» EXTRACTED INFORMATION:
———

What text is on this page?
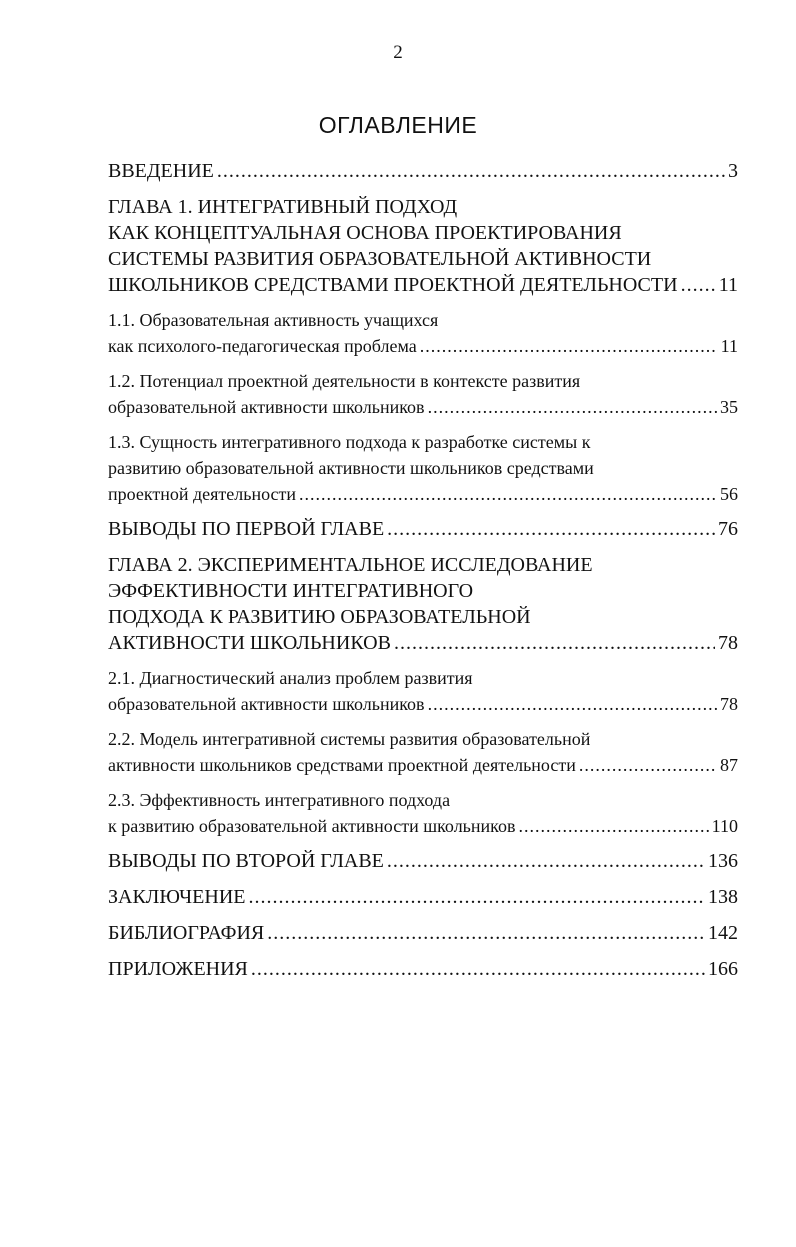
2
ОГЛАВЛЕНИЕ
ВВЕДЕНИЕ .....	3
ГЛАВА 1. ИНТЕГРАТИВНЫЙ ПОДХОД
КАК КОНЦЕПТУАЛЬНАЯ ОСНОВА ПРОЕКТИРОВАНИЯ
СИСТЕМЫ РАЗВИТИЯ ОБРАЗОВАТЕЛЬНОЙ АКТИВНОСТИ
ШКОЛЬНИКОВ СРЕДСТВАМИ ПРОЕКТНОЙ ДЕЯТЕЛЬНОСТИ ..... 11
1.1. Образовательная активность учащихся
как психолого-педагогическая проблема .....	11
1.2. Потенциал проектной деятельности в контексте развития
образовательной активности школьников .....	35
1.3. Сущность интегративного подхода к разработке системы к
развитию образовательной активности школьников средствами
проектной деятельности .....	56
ВЫВОДЫ ПО ПЕРВОЙ ГЛАВЕ .....	76
ГЛАВА 2. ЭКСПЕРИМЕНТАЛЬНОЕ ИССЛЕДОВАНИЕ
ЭФФЕКТИВНОСТИ ИНТЕГРАТИВНОГО
ПОДХОДА К РАЗВИТИЮ ОБРАЗОВАТЕЛЬНОЙ
АКТИВНОСТИ ШКОЛЬНИКОВ .....	78
2.1. Диагностический анализ проблем развития
образовательной активности школьников .....	78
2.2. Модель интегративной системы развития образовательной
активности школьников средствами проектной деятельности .....	87
2.3. Эффективность интегративного подхода
к развитию образовательной активности школьников .....	110
ВЫВОДЫ ПО ВТОРОЙ ГЛАВЕ .....	136
ЗАКЛЮЧЕНИЕ .....	138
БИБЛИОГРАФИЯ .....	142
ПРИЛОЖЕНИЯ .....	166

———

Give back each entry exactly as it appears, with no pictures.

» RESULT BELOW:
What text is on this page?
2
ОГЛАВЛЕНИЕ
ВВЕДЕНИЕ .....	3
ГЛАВА 1. ИНТЕГРАТИВНЫЙ ПОДХОД
КАК КОНЦЕПТУАЛЬНАЯ ОСНОВА ПРОЕКТИРОВАНИЯ
СИСТЕМЫ РАЗВИТИЯ ОБРАЗОВАТЕЛЬНОЙ АКТИВНОСТИ
ШКОЛЬНИКОВ СРЕДСТВАМИ ПРОЕКТНОЙ ДЕЯТЕЛЬНОСТИ ..... 11
1.1. Образовательная активность учащихся
как психолого-педагогическая проблема .....	11
1.2. Потенциал проектной деятельности в контексте развития
образовательной активности школьников .....	35
1.3. Сущность интегративного подхода к разработке системы к
развитию образовательной активности школьников средствами
проектной деятельности .....	56
ВЫВОДЫ ПО ПЕРВОЙ ГЛАВЕ .....	76
ГЛАВА 2. ЭКСПЕРИМЕНТАЛЬНОЕ ИССЛЕДОВАНИЕ
ЭФФЕКТИВНОСТИ ИНТЕГРАТИВНОГО
ПОДХОДА К РАЗВИТИЮ ОБРАЗОВАТЕЛЬНОЙ
АКТИВНОСТИ ШКОЛЬНИКОВ .....	78
2.1. Диагностический анализ проблем развития
образовательной активности школьников .....	78
2.2. Модель интегративной системы развития образовательной
активности школьников средствами проектной деятельности .....	87
2.3. Эффективность интегративного подхода
к развитию образовательной активности школьников .....	110
ВЫВОДЫ ПО ВТОРОЙ ГЛАВЕ .....	136
ЗАКЛЮЧЕНИЕ .....	138
БИБЛИОГРАФИЯ .....	142
ПРИЛОЖЕНИЯ .....	166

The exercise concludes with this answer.